_Given exercise_
Which lines hold the string "heart"? Copy every one of them.

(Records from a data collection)
────────────────────
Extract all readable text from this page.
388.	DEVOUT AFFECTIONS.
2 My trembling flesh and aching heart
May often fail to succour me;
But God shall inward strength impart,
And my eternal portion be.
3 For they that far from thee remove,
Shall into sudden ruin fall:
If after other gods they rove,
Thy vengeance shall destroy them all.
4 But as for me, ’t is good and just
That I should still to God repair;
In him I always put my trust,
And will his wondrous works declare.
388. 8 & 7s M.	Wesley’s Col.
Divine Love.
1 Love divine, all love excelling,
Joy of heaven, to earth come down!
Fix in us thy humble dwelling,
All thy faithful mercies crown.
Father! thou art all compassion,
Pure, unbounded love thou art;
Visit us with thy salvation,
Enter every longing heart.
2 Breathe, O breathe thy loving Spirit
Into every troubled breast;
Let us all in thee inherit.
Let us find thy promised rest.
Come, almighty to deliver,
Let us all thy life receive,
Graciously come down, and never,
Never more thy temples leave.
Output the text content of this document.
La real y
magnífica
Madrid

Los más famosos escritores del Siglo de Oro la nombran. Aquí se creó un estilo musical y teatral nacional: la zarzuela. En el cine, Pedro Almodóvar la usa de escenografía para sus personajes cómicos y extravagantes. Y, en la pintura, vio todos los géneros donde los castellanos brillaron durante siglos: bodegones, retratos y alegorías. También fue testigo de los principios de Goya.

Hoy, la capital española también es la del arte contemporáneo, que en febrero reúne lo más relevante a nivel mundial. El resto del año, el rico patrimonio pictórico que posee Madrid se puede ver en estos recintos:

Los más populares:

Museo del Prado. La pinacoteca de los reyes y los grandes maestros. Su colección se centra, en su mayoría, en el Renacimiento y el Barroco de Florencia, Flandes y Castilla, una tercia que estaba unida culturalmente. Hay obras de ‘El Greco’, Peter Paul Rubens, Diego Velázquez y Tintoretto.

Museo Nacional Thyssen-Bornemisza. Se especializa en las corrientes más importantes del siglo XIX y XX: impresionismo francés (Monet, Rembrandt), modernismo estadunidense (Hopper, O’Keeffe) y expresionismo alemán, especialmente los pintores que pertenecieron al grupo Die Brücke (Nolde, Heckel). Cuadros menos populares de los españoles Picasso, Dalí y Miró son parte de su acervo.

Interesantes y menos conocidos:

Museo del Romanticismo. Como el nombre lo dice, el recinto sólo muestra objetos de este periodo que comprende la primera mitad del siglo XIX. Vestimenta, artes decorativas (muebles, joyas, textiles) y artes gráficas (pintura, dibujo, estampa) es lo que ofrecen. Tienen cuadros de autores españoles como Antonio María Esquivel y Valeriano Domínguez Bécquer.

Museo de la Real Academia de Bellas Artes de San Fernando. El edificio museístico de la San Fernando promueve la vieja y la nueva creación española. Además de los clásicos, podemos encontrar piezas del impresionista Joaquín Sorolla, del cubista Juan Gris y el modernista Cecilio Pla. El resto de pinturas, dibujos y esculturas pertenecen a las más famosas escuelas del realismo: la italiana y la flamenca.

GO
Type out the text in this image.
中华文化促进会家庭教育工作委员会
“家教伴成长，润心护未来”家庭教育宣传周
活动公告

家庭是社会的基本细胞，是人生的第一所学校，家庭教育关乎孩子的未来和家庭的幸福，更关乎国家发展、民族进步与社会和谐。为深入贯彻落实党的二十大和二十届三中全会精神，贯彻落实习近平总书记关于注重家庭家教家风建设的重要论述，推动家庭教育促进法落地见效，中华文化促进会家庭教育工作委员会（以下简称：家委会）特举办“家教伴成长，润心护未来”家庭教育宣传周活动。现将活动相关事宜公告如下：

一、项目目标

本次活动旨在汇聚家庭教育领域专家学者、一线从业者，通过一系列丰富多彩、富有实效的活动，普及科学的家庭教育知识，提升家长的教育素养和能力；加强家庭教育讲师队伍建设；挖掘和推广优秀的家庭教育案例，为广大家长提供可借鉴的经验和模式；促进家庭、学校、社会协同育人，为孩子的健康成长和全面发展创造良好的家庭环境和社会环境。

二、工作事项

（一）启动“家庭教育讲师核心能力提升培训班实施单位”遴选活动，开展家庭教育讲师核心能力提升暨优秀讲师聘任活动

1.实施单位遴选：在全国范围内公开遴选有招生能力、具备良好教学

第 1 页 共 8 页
────────────────────
_Solution to the exercise_
2 My trembling flesh and aching heart
Enter every longing heart.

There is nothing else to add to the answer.